Items from a figure collection:
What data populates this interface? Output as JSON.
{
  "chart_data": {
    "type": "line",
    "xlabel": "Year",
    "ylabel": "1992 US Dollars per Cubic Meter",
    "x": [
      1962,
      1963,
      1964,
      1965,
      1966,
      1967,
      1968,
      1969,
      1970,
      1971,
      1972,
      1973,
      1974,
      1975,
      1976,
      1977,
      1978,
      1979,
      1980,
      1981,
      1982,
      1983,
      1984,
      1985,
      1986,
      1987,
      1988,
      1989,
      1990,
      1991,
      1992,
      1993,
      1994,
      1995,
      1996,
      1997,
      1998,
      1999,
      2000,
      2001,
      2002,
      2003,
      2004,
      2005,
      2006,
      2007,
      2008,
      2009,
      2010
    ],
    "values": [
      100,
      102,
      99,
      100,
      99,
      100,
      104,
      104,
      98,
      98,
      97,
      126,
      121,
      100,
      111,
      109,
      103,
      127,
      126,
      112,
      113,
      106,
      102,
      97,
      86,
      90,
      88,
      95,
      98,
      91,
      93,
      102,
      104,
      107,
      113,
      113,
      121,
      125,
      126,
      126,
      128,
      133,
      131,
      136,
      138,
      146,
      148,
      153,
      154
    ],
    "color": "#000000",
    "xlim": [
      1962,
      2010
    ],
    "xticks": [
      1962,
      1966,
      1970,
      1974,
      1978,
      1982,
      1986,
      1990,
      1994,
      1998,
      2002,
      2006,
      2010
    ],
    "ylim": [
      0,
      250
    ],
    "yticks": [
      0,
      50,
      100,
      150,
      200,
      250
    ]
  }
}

= WRITTEN REQUEST =
Give the records above again, word for word.

= WRITTEN SOLUTION =
What data populates this interface? Output as JSON.
{
  "chart_data": {
    "type": "line",
    "xlabel": "Year",
    "ylabel": "1992 US Dollars per Cubic Meter",
    "x": [
      1962,
      1963,
      1964,
      1965,
      1966,
      1967,
      1968,
      1969,
      1970,
      1971,
      1972,
      1973,
      1974,
      1975,
      1976,
      1977,
      1978,
      1979,
      1980,
      1981,
      1982,
      1983,
      1984,
      1985,
      1986,
      1987,
      1988,
      1989,
      1990,
      1991,
      1992,
      1993,
      1994,
      1995,
      1996,
      1997,
      1998,
      1999,
      2000,
      2001,
      2002,
      2003,
      2004,
      2005,
      2006,
      2007,
      2008,
      2009,
      2010
    ],
    "values": [
      100,
      102,
      99,
      100,
      99,
      100,
      104,
      104,
      98,
      98,
      97,
      126,
      121,
      100,
      111,
      109,
      103,
      127,
      126,
      112,
      113,
      106,
      102,
      97,
      86,
      90,
      88,
      95,
      98,
      91,
      93,
      102,
      104,
      107,
      113,
      113,
      121,
      125,
      126,
      126,
      128,
      133,
      131,
      136,
      138,
      146,
      148,
      153,
      154
    ],
    "color": "#000000",
    "xlim": [
      1962,
      2010
    ],
    "xticks": [
      1962,
      1966,
      1970,
      1974,
      1978,
      1982,
      1986,
      1990,
      1994,
      1998,
      2002,
      2006,
      2010
    ],
    "ylim": [
      0,
      250
    ],
    "yticks": [
      0,
      50,
      100,
      150,
      200,
      250
    ]
  }
}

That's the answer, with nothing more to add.